Stored data entries:
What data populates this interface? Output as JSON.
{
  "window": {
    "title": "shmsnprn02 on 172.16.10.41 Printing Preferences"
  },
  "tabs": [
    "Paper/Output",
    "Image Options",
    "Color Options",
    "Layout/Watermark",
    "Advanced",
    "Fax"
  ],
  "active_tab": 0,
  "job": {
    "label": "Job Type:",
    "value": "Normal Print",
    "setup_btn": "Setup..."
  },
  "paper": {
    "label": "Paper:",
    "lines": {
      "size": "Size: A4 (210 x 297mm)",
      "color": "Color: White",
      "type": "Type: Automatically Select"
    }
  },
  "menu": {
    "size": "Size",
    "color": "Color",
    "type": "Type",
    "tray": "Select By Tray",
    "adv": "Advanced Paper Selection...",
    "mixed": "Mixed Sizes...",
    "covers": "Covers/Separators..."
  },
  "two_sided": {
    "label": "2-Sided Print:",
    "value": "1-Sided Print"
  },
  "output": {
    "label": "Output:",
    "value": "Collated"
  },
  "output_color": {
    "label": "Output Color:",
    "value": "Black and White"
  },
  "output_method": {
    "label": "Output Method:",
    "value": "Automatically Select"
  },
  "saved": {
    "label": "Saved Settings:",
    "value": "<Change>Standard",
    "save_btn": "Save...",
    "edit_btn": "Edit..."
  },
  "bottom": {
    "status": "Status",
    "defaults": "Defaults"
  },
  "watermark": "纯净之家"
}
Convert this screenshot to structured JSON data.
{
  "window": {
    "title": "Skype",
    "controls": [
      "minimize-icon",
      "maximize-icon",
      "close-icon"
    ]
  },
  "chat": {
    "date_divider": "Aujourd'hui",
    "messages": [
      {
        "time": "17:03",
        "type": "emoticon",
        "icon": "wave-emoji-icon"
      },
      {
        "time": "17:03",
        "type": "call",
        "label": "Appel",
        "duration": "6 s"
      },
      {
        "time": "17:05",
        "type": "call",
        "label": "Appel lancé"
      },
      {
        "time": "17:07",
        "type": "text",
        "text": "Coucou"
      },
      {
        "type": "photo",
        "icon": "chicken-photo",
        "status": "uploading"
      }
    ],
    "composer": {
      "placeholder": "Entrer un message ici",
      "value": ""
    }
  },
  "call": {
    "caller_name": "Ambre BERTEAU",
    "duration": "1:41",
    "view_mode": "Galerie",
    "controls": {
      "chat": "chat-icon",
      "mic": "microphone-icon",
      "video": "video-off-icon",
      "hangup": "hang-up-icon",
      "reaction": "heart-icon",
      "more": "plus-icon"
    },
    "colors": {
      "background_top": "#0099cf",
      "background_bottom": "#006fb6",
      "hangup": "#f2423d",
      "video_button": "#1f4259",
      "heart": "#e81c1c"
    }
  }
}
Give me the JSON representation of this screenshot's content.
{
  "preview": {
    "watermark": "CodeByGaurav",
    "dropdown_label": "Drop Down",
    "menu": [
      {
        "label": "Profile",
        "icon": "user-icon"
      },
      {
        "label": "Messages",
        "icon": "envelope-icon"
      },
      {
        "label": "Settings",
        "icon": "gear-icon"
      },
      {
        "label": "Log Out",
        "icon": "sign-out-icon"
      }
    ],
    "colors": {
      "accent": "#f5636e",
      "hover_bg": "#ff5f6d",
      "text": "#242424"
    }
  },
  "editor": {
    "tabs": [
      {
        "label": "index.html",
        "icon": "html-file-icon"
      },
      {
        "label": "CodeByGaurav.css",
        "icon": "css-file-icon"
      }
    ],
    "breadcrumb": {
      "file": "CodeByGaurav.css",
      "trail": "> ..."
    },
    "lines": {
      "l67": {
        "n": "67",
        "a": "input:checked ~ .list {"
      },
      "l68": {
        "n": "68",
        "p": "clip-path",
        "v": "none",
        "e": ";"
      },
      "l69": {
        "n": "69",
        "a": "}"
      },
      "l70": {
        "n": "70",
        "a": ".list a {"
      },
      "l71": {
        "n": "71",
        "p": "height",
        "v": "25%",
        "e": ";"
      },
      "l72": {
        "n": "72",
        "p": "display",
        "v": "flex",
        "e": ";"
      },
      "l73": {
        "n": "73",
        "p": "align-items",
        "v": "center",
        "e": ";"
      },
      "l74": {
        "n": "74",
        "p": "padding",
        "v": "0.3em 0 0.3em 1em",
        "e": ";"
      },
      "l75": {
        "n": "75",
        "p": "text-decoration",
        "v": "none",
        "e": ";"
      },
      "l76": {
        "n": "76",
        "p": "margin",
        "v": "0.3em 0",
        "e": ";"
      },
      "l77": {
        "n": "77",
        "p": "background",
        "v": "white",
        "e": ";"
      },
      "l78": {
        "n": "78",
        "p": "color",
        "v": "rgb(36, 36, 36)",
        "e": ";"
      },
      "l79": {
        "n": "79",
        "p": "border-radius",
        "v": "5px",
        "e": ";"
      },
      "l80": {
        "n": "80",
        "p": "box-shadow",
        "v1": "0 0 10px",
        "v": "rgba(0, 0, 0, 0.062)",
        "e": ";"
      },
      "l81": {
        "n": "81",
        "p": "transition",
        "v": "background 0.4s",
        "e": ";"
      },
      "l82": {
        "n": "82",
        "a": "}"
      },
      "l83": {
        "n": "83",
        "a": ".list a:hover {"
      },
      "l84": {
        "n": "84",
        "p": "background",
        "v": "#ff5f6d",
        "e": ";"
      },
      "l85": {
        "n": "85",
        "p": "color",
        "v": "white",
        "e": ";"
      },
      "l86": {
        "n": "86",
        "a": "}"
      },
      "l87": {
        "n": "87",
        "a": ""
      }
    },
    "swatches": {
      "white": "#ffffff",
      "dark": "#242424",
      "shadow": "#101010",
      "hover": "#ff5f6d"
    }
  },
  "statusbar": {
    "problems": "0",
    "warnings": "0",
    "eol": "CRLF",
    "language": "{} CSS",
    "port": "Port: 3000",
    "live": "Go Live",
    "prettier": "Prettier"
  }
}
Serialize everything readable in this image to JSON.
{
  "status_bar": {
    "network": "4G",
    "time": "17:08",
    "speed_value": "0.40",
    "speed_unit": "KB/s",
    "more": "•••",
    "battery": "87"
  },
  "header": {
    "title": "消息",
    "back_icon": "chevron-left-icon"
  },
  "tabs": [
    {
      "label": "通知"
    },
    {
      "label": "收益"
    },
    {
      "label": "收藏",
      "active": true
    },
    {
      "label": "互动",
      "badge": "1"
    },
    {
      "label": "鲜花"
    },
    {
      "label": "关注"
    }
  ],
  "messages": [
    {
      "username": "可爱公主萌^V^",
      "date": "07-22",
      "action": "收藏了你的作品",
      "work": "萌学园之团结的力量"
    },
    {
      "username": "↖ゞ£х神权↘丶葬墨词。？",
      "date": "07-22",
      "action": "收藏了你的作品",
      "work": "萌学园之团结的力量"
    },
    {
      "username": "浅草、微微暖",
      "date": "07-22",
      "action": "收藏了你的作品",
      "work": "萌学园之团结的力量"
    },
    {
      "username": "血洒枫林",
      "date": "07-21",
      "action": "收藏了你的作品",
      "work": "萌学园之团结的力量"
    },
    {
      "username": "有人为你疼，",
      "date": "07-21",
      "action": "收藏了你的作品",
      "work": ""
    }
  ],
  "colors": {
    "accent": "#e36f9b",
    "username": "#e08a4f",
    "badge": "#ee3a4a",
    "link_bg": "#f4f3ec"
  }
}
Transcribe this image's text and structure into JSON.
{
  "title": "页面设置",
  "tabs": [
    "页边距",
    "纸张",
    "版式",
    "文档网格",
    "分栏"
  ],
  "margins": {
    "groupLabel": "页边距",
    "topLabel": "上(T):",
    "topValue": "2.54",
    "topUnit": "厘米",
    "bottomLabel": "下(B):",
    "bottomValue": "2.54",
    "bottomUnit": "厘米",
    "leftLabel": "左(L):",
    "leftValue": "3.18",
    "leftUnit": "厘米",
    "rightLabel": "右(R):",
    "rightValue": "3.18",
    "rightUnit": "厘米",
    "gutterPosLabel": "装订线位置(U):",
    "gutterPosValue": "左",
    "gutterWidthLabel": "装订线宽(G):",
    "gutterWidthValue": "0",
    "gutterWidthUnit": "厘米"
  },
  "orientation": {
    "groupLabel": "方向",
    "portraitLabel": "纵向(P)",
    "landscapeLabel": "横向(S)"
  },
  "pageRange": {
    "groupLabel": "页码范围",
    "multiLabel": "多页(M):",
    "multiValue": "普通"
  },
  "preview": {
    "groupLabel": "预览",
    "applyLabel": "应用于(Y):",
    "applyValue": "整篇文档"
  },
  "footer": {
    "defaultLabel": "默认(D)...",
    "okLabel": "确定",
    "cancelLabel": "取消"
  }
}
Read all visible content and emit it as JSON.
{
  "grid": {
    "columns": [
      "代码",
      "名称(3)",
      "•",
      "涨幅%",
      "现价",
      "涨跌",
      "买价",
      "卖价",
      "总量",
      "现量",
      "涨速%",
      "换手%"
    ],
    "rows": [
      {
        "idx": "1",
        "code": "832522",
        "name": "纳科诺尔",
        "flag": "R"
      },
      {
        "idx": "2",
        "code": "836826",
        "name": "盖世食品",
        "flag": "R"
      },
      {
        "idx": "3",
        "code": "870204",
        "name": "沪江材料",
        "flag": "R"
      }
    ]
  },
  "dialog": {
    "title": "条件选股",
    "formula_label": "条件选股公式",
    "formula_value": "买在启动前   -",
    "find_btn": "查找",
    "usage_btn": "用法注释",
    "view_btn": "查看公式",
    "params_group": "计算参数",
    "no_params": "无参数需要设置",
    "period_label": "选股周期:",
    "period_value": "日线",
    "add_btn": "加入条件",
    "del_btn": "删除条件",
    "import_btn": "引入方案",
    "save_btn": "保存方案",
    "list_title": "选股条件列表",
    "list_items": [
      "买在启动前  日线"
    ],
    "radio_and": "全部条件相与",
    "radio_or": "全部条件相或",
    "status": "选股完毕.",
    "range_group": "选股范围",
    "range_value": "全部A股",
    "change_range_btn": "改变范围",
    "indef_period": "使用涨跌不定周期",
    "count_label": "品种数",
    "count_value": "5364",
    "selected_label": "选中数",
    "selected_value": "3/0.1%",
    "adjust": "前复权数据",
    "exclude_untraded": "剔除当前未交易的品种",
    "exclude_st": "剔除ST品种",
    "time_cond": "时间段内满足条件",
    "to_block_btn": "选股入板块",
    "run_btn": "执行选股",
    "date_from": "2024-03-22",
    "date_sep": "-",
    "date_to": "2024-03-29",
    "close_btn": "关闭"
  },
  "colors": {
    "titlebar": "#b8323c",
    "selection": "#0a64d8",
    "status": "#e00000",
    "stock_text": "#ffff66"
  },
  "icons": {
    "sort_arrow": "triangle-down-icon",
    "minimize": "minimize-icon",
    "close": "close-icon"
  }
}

Directions: Locate each line with the word "screenshot" and copy it.

Complete answer:
Convert this screenshot to structured JSON data.
Give me the JSON representation of this screenshot's content.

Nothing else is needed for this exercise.